§ **WORK TO BE COMPLETED**:
Write out the whole listing again, exactly.

Figure data in JSON:
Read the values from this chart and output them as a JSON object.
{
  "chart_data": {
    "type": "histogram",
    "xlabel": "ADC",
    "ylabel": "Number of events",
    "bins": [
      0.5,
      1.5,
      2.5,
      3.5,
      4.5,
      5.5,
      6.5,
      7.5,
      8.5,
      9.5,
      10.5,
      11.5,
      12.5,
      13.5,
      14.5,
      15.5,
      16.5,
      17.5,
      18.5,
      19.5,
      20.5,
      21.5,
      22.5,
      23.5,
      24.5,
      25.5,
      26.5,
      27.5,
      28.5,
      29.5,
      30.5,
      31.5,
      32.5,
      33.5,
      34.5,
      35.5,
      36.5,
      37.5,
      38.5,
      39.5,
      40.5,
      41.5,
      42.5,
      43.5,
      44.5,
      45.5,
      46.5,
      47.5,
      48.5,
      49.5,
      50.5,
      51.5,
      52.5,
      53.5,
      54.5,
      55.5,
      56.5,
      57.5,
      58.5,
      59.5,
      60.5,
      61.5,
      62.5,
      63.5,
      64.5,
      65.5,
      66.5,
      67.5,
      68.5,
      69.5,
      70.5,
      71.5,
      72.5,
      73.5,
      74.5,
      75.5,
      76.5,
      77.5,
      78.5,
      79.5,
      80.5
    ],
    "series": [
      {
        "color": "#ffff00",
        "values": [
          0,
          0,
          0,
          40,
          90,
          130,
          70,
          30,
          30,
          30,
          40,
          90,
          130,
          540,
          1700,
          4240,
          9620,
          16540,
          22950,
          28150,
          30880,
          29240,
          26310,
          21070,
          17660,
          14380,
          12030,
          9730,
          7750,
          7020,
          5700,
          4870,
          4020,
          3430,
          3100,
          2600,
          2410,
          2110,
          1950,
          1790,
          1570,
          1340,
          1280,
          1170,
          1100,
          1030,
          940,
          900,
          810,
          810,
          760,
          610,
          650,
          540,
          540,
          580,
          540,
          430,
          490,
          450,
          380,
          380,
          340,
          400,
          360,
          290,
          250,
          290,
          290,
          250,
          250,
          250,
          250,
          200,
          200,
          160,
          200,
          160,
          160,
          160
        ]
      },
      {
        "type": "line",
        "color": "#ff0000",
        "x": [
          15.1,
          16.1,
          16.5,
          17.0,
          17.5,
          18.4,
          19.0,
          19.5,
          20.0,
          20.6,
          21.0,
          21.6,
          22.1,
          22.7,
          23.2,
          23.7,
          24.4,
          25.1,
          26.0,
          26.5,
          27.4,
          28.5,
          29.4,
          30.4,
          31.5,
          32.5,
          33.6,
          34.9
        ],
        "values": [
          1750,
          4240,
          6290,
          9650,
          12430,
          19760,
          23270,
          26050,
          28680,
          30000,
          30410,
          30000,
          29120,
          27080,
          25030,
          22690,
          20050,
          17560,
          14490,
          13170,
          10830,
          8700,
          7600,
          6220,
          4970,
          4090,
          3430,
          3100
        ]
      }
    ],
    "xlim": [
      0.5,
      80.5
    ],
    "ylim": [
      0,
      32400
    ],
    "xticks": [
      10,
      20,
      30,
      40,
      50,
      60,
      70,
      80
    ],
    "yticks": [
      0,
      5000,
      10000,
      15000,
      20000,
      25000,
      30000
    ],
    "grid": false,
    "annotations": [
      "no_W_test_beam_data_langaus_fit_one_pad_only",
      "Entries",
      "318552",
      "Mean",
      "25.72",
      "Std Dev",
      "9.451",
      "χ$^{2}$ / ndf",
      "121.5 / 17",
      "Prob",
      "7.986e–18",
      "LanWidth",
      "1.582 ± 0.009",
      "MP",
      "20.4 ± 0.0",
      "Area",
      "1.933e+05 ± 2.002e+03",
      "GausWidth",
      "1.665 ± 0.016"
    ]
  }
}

§ **REPLY**:
Read the values from this chart and output them as a JSON object.
{
  "chart_data": {
    "type": "histogram",
    "xlabel": "ADC",
    "ylabel": "Number of events",
    "bins": [
      0.5,
      1.5,
      2.5,
      3.5,
      4.5,
      5.5,
      6.5,
      7.5,
      8.5,
      9.5,
      10.5,
      11.5,
      12.5,
      13.5,
      14.5,
      15.5,
      16.5,
      17.5,
      18.5,
      19.5,
      20.5,
      21.5,
      22.5,
      23.5,
      24.5,
      25.5,
      26.5,
      27.5,
      28.5,
      29.5,
      30.5,
      31.5,
      32.5,
      33.5,
      34.5,
      35.5,
      36.5,
      37.5,
      38.5,
      39.5,
      40.5,
      41.5,
      42.5,
      43.5,
      44.5,
      45.5,
      46.5,
      47.5,
      48.5,
      49.5,
      50.5,
      51.5,
      52.5,
      53.5,
      54.5,
      55.5,
      56.5,
      57.5,
      58.5,
      59.5,
      60.5,
      61.5,
      62.5,
      63.5,
      64.5,
      65.5,
      66.5,
      67.5,
      68.5,
      69.5,
      70.5,
      71.5,
      72.5,
      73.5,
      74.5,
      75.5,
      76.5,
      77.5,
      78.5,
      79.5,
      80.5
    ],
    "series": [
      {
        "color": "#ffff00",
        "values": [
          0,
          0,
          0,
          40,
          90,
          130,
          70,
          30,
          30,
          30,
          40,
          90,
          130,
          540,
          1700,
          4240,
          9620,
          16540,
          22950,
          28150,
          30880,
          29240,
          26310,
          21070,
          17660,
          14380,
          12030,
          9730,
          7750,
          7020,
          5700,
          4870,
          4020,
          3430,
          3100,
          2600,
          2410,
          2110,
          1950,
          1790,
          1570,
          1340,
          1280,
          1170,
          1100,
          1030,
          940,
          900,
          810,
          810,
          760,
          610,
          650,
          540,
          540,
          580,
          540,
          430,
          490,
          450,
          380,
          380,
          340,
          400,
          360,
          290,
          250,
          290,
          290,
          250,
          250,
          250,
          250,
          200,
          200,
          160,
          200,
          160,
          160,
          160
        ]
      },
      {
        "type": "line",
        "color": "#ff0000",
        "x": [
          15.1,
          16.1,
          16.5,
          17.0,
          17.5,
          18.4,
          19.0,
          19.5,
          20.0,
          20.6,
          21.0,
          21.6,
          22.1,
          22.7,
          23.2,
          23.7,
          24.4,
          25.1,
          26.0,
          26.5,
          27.4,
          28.5,
          29.4,
          30.4,
          31.5,
          32.5,
          33.6,
          34.9
        ],
        "values": [
          1750,
          4240,
          6290,
          9650,
          12430,
          19760,
          23270,
          26050,
          28680,
          30000,
          30410,
          30000,
          29120,
          27080,
          25030,
          22690,
          20050,
          17560,
          14490,
          13170,
          10830,
          8700,
          7600,
          6220,
          4970,
          4090,
          3430,
          3100
        ]
      }
    ],
    "xlim": [
      0.5,
      80.5
    ],
    "ylim": [
      0,
      32400
    ],
    "xticks": [
      10,
      20,
      30,
      40,
      50,
      60,
      70,
      80
    ],
    "yticks": [
      0,
      5000,
      10000,
      15000,
      20000,
      25000,
      30000
    ],
    "grid": false,
    "annotations": [
      "no_W_test_beam_data_langaus_fit_one_pad_only",
      "Entries",
      "318552",
      "Mean",
      "25.72",
      "Std Dev",
      "9.451",
      "χ$^{2}$ / ndf",
      "121.5 / 17",
      "Prob",
      "7.986e–18",
      "LanWidth",
      "1.582 ± 0.009",
      "MP",
      "20.4 ± 0.0",
      "Area",
      "1.933e+05 ± 2.002e+03",
      "GausWidth",
      "1.665 ± 0.016"
    ]
  }
}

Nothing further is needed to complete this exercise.